- _Task brief_: Omit the pictures, please, and give each record below again exactly.
►
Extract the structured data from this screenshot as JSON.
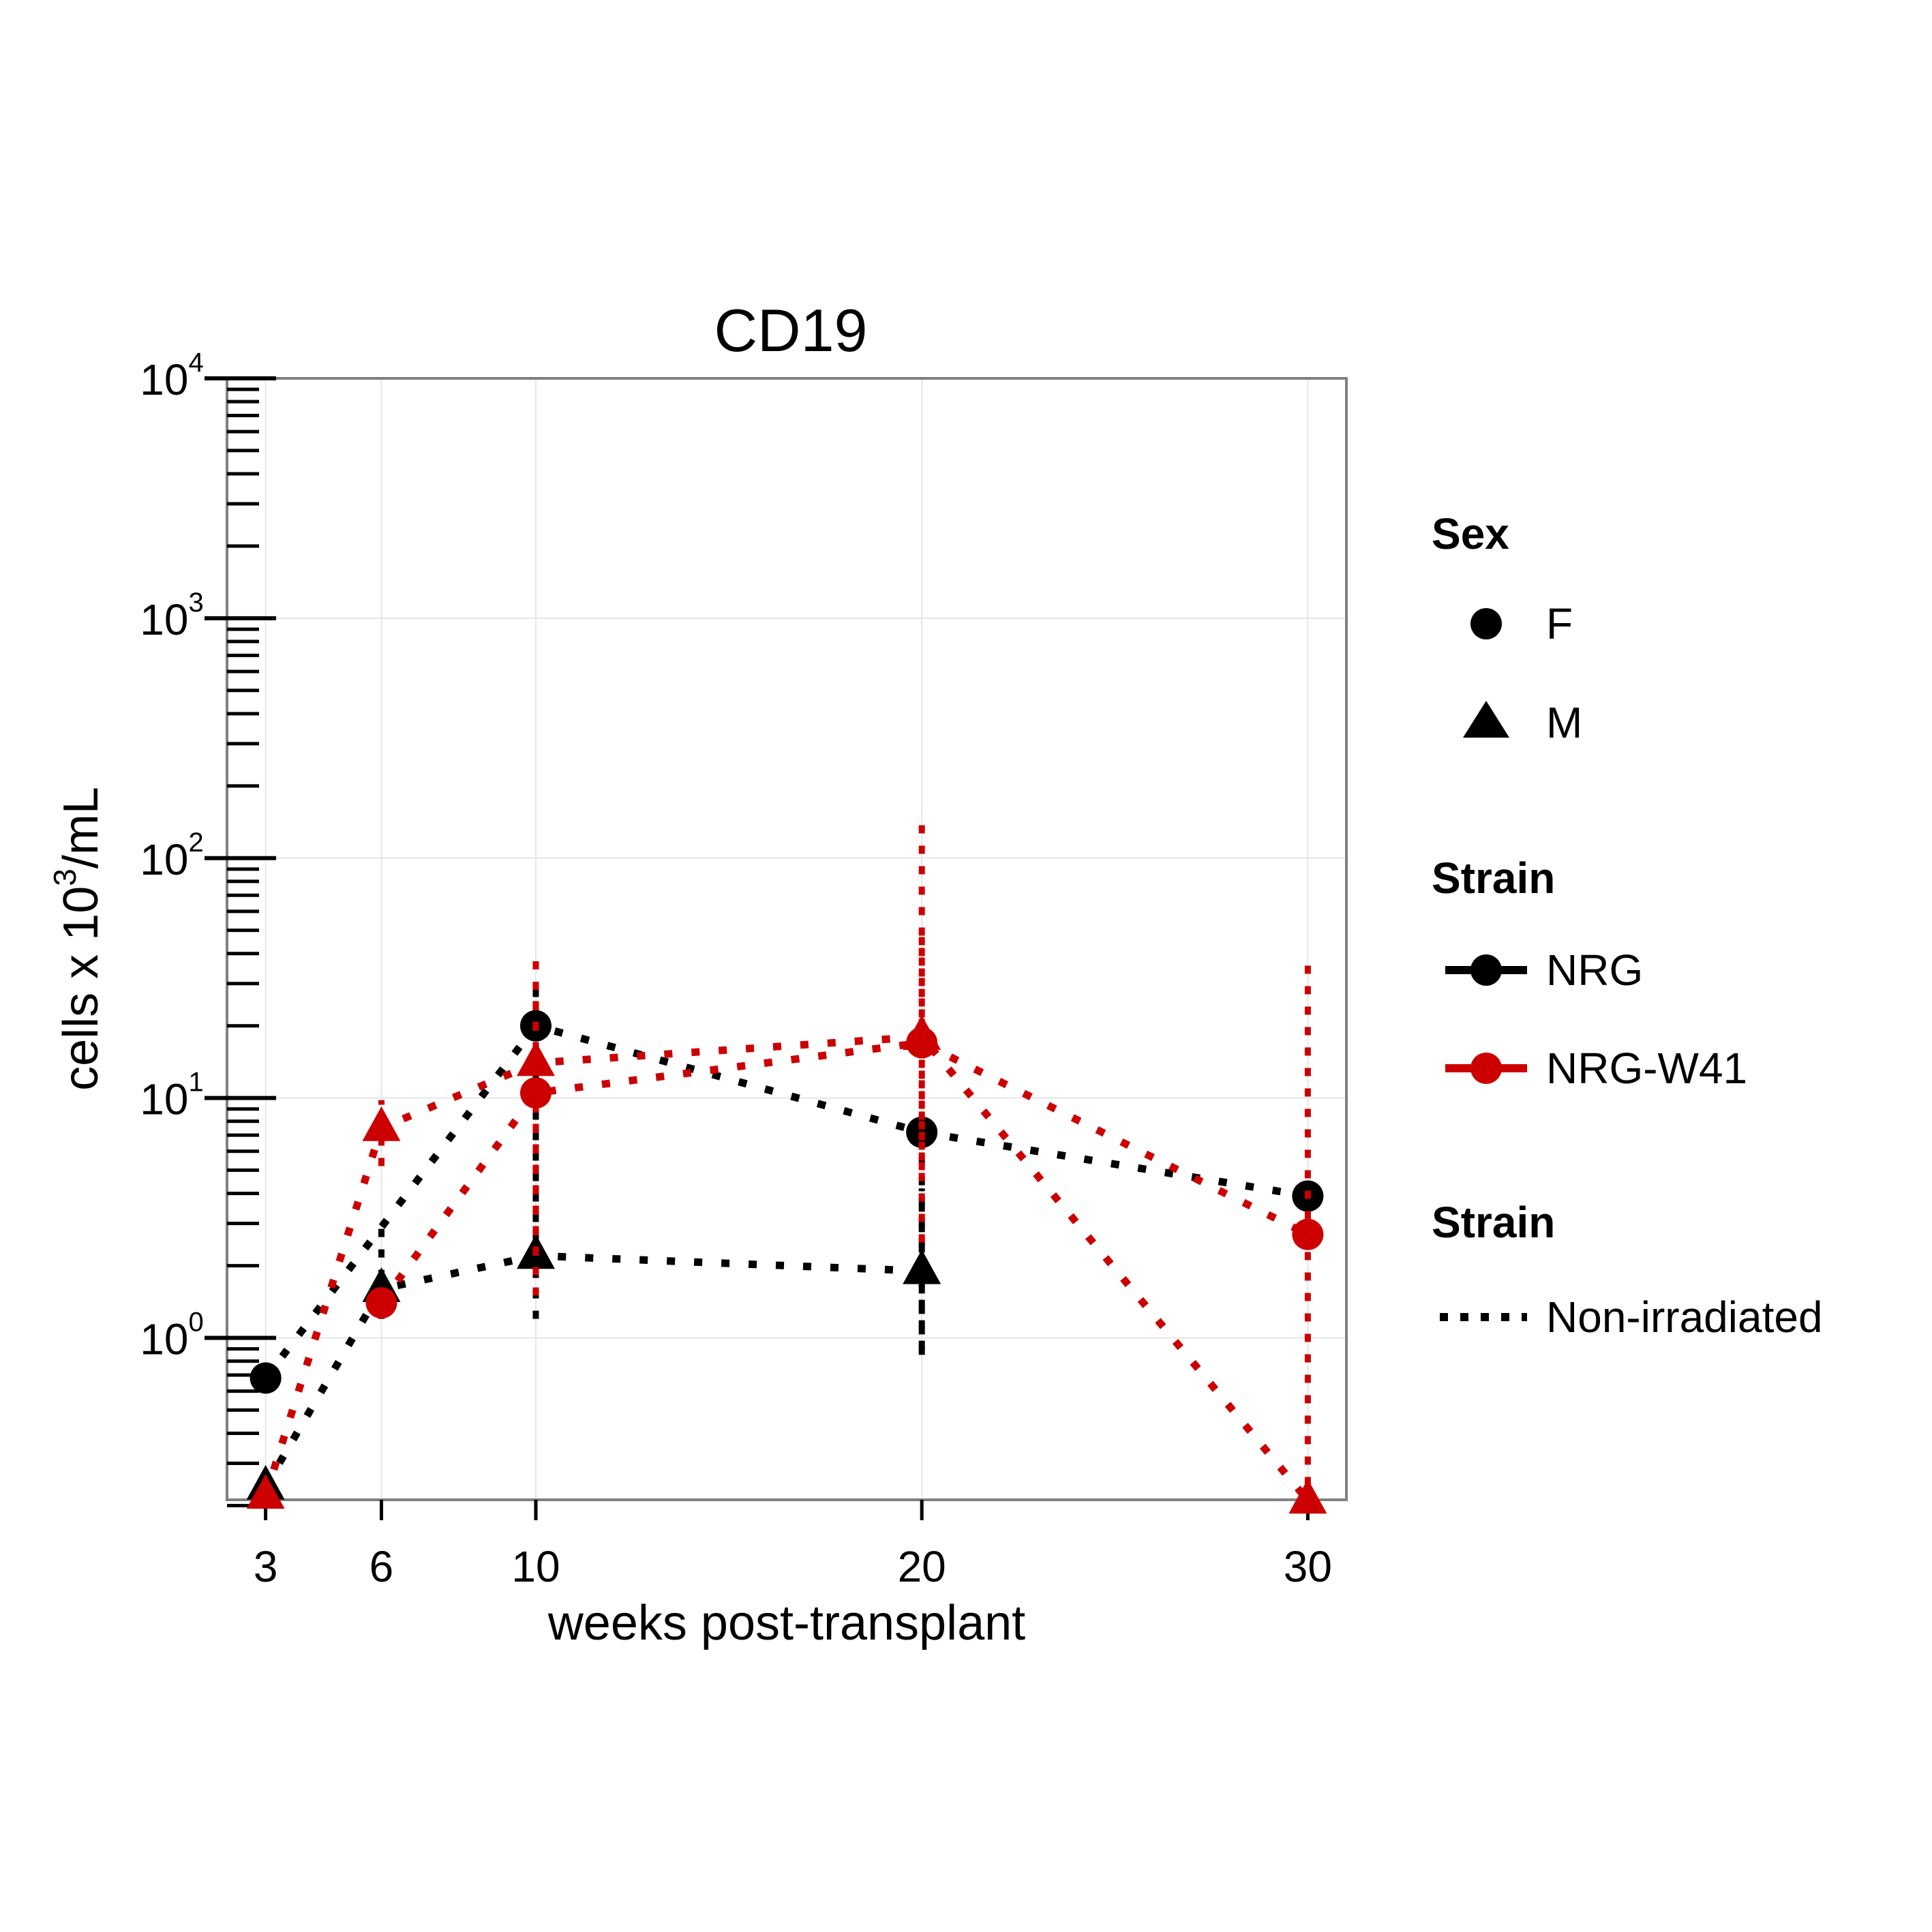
{
  "colors": {
    "NRG": "#000000",
    "NRG-W41": "#cc0000",
    "grid": "#e6e6e6",
    "panel_border": "#808080"
  },
  "chart_data": {
    "type": "line",
    "title": "CD19",
    "xlabel": "weeks post-transplant",
    "ylabel": "cells x 10³/mL",
    "ylabel_parts": {
      "base": "cells x 10",
      "exp": "3",
      "unit": "/mL"
    },
    "y_scale": "log10",
    "ylim": [
      0.2,
      10000
    ],
    "xlim": [
      2,
      31
    ],
    "x_ticks": [
      3,
      6,
      10,
      20,
      30
    ],
    "y_ticks": [
      1,
      10,
      100,
      1000,
      10000
    ],
    "y_tick_labels": [
      {
        "base": "10",
        "exp": "0"
      },
      {
        "base": "10",
        "exp": "1"
      },
      {
        "base": "10",
        "exp": "2"
      },
      {
        "base": "10",
        "exp": "3"
      },
      {
        "base": "10",
        "exp": "4"
      }
    ],
    "grid": true,
    "series": [
      {
        "strain": "NRG",
        "sex": "F",
        "x": [
          3,
          10,
          20,
          30
        ],
        "y": [
          0.68,
          20,
          7.2,
          3.9
        ],
        "error": [
          null,
          [
            2.5,
            30
          ],
          [
            0.9,
            8
          ],
          null
        ]
      },
      {
        "strain": "NRG",
        "sex": "M",
        "x": [
          3,
          6,
          10,
          20
        ],
        "y": [
          0.24,
          1.6,
          2.2,
          1.9
        ],
        "error": [
          null,
          [
            1.2,
            3.2
          ],
          [
            1.2,
            3.6
          ],
          [
            0.85,
            4.2
          ]
        ]
      },
      {
        "strain": "NRG-W41",
        "sex": "F",
        "x": [
          6,
          10,
          20,
          30
        ],
        "y": [
          1.4,
          10.5,
          17,
          2.7
        ],
        "error": [
          null,
          [
            2.2,
            40
          ],
          [
            2.5,
            150
          ],
          [
            0.2,
            36
          ]
        ]
      },
      {
        "strain": "NRG-W41",
        "sex": "M",
        "x": [
          3,
          6,
          10,
          20,
          30
        ],
        "y": [
          0.22,
          7.5,
          14,
          18,
          0.21
        ],
        "error": [
          null,
          [
            5.2,
            9.8
          ],
          [
            1.5,
            30
          ],
          [
            5,
            50
          ],
          null
        ]
      }
    ],
    "legend": {
      "placement": "right",
      "sections": [
        {
          "title": "Sex",
          "items": [
            {
              "label": "F",
              "shape": "circle"
            },
            {
              "label": "M",
              "shape": "triangle"
            }
          ]
        },
        {
          "title": "Strain",
          "items": [
            {
              "label": "NRG",
              "color_key": "NRG"
            },
            {
              "label": "NRG-W41",
              "color_key": "NRG-W41"
            }
          ]
        },
        {
          "title": "Strain",
          "items": [
            {
              "label": "Non-irradiated",
              "linetype": "dotted"
            }
          ]
        }
      ]
    }
  }
}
◄
- _Expected output_:
Extract the structured data from this screenshot as JSON.
{
  "colors": {
    "NRG": "#000000",
    "NRG-W41": "#cc0000",
    "grid": "#e6e6e6",
    "panel_border": "#808080"
  },
  "chart_data": {
    "type": "line",
    "title": "CD19",
    "xlabel": "weeks post-transplant",
    "ylabel": "cells x 10³/mL",
    "ylabel_parts": {
      "base": "cells x 10",
      "exp": "3",
      "unit": "/mL"
    },
    "y_scale": "log10",
    "ylim": [
      0.2,
      10000
    ],
    "xlim": [
      2,
      31
    ],
    "x_ticks": [
      3,
      6,
      10,
      20,
      30
    ],
    "y_ticks": [
      1,
      10,
      100,
      1000,
      10000
    ],
    "y_tick_labels": [
      {
        "base": "10",
        "exp": "0"
      },
      {
        "base": "10",
        "exp": "1"
      },
      {
        "base": "10",
        "exp": "2"
      },
      {
        "base": "10",
        "exp": "3"
      },
      {
        "base": "10",
        "exp": "4"
      }
    ],
    "grid": true,
    "series": [
      {
        "strain": "NRG",
        "sex": "F",
        "x": [
          3,
          10,
          20,
          30
        ],
        "y": [
          0.68,
          20,
          7.2,
          3.9
        ],
        "error": [
          null,
          [
            2.5,
            30
          ],
          [
            0.9,
            8
          ],
          null
        ]
      },
      {
        "strain": "NRG",
        "sex": "M",
        "x": [
          3,
          6,
          10,
          20
        ],
        "y": [
          0.24,
          1.6,
          2.2,
          1.9
        ],
        "error": [
          null,
          [
            1.2,
            3.2
          ],
          [
            1.2,
            3.6
          ],
          [
            0.85,
            4.2
          ]
        ]
      },
      {
        "strain": "NRG-W41",
        "sex": "F",
        "x": [
          6,
          10,
          20,
          30
        ],
        "y": [
          1.4,
          10.5,
          17,
          2.7
        ],
        "error": [
          null,
          [
            2.2,
            40
          ],
          [
            2.5,
            150
          ],
          [
            0.2,
            36
          ]
        ]
      },
      {
        "strain": "NRG-W41",
        "sex": "M",
        "x": [
          3,
          6,
          10,
          20,
          30
        ],
        "y": [
          0.22,
          7.5,
          14,
          18,
          0.21
        ],
        "error": [
          null,
          [
            5.2,
            9.8
          ],
          [
            1.5,
            30
          ],
          [
            5,
            50
          ],
          null
        ]
      }
    ],
    "legend": {
      "placement": "right",
      "sections": [
        {
          "title": "Sex",
          "items": [
            {
              "label": "F",
              "shape": "circle"
            },
            {
              "label": "M",
              "shape": "triangle"
            }
          ]
        },
        {
          "title": "Strain",
          "items": [
            {
              "label": "NRG",
              "color_key": "NRG"
            },
            {
              "label": "NRG-W41",
              "color_key": "NRG-W41"
            }
          ]
        },
        {
          "title": "Strain",
          "items": [
            {
              "label": "Non-irradiated",
              "linetype": "dotted"
            }
          ]
        }
      ]
    }
  }
}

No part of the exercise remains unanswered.